## Set task
Lines that contain the string "逐步增强" are to be copied; leave out all others.

BEGIN Extracted material

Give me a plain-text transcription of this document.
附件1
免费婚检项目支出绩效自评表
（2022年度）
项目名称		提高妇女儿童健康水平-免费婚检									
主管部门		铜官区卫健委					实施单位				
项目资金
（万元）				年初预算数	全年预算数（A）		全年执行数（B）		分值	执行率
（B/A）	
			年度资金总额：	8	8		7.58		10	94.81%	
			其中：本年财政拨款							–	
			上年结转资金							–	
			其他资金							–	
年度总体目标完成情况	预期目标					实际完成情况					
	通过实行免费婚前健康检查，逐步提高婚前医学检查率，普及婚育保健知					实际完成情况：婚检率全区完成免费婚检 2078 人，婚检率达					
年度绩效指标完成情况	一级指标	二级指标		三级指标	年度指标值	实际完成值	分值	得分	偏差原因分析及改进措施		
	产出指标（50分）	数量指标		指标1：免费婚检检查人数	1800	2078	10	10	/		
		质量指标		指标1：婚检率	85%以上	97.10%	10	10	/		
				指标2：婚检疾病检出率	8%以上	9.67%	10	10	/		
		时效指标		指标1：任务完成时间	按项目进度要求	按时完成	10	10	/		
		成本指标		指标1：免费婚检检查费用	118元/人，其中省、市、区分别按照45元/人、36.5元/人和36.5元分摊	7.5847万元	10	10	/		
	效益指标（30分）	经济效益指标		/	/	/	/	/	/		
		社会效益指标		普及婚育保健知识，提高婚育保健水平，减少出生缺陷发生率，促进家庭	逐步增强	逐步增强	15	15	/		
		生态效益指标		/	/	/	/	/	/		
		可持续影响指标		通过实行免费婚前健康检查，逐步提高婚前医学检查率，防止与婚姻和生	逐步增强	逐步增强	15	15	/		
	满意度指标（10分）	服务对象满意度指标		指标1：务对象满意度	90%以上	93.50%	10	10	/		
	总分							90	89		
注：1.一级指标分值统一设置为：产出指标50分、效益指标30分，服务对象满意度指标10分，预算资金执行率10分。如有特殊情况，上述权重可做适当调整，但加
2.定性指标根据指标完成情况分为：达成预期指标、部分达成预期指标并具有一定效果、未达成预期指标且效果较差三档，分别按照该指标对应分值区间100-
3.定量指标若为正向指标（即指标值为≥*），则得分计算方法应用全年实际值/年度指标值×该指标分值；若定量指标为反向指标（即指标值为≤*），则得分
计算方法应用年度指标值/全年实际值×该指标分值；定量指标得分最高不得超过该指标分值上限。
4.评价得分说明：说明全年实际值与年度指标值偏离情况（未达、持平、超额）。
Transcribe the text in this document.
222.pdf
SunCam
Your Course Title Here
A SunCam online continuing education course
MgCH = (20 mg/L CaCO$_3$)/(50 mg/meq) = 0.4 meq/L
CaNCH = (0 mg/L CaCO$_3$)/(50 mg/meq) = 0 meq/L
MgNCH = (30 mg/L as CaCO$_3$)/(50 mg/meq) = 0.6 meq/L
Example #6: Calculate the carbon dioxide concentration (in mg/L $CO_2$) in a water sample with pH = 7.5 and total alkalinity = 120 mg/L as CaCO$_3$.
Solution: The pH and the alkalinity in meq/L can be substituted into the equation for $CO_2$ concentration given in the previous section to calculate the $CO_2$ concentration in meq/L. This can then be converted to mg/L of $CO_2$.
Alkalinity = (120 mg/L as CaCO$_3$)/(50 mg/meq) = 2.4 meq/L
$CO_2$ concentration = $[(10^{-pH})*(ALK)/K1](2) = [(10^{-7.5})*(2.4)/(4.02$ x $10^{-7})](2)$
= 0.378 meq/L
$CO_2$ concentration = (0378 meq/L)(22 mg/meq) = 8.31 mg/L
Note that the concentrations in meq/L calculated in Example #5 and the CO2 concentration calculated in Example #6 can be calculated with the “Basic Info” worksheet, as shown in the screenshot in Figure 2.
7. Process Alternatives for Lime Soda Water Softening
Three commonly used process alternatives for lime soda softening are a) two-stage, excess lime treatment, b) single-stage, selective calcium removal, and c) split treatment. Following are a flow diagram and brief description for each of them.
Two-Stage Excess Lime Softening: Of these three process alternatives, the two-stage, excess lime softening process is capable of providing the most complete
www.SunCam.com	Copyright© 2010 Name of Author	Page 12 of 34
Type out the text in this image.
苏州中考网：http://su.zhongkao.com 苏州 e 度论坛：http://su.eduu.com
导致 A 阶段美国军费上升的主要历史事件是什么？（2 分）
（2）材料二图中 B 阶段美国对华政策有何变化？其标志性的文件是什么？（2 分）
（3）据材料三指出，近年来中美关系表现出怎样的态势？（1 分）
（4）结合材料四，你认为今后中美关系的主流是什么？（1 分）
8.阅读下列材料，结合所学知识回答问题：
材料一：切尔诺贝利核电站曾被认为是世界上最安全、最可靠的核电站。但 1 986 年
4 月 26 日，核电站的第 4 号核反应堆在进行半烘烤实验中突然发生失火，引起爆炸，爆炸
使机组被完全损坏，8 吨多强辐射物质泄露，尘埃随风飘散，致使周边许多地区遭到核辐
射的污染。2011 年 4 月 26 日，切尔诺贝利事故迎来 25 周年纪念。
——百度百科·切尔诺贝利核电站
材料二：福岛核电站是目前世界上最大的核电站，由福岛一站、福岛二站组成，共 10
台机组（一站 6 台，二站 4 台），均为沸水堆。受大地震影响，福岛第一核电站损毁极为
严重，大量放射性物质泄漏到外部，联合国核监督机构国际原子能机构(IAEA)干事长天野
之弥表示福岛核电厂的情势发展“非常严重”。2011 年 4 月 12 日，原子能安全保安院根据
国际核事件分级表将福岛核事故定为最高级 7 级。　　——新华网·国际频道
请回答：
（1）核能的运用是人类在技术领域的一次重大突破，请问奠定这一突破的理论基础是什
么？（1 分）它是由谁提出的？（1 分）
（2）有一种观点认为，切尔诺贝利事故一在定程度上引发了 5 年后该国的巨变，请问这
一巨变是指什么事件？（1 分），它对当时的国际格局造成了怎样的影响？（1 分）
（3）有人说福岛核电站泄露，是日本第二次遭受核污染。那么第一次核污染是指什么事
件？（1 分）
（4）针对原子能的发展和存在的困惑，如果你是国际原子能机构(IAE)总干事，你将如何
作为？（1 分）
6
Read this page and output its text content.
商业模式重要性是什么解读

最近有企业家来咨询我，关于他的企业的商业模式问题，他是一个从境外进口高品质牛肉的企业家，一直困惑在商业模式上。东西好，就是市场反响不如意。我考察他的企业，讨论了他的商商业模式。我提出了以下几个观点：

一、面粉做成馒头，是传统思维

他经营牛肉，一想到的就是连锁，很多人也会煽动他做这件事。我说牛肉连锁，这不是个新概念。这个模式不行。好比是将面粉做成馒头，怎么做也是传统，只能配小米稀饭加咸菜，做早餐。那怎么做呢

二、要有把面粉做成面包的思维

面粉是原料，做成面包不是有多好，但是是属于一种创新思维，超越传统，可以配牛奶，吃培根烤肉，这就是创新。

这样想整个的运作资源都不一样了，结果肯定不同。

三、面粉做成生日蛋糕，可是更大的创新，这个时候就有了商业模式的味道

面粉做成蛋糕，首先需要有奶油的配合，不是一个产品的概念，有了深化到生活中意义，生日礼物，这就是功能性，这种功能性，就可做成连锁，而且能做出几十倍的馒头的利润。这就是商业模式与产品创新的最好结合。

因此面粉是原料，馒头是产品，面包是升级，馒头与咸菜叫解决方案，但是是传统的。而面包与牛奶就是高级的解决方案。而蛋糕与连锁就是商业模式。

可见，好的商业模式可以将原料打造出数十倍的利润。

END Extracted material

## Right answer
		社会效益指标		普及婚育保健知识，提高婚育保健水平，减少出生缺陷发生率，促进家庭	逐步增强	逐步增强	15	15	/		
		可持续影响指标		通过实行免费婚前健康检查，逐步提高婚前医学检查率，防止与婚姻和生	逐步增强	逐步增强	15	15	/		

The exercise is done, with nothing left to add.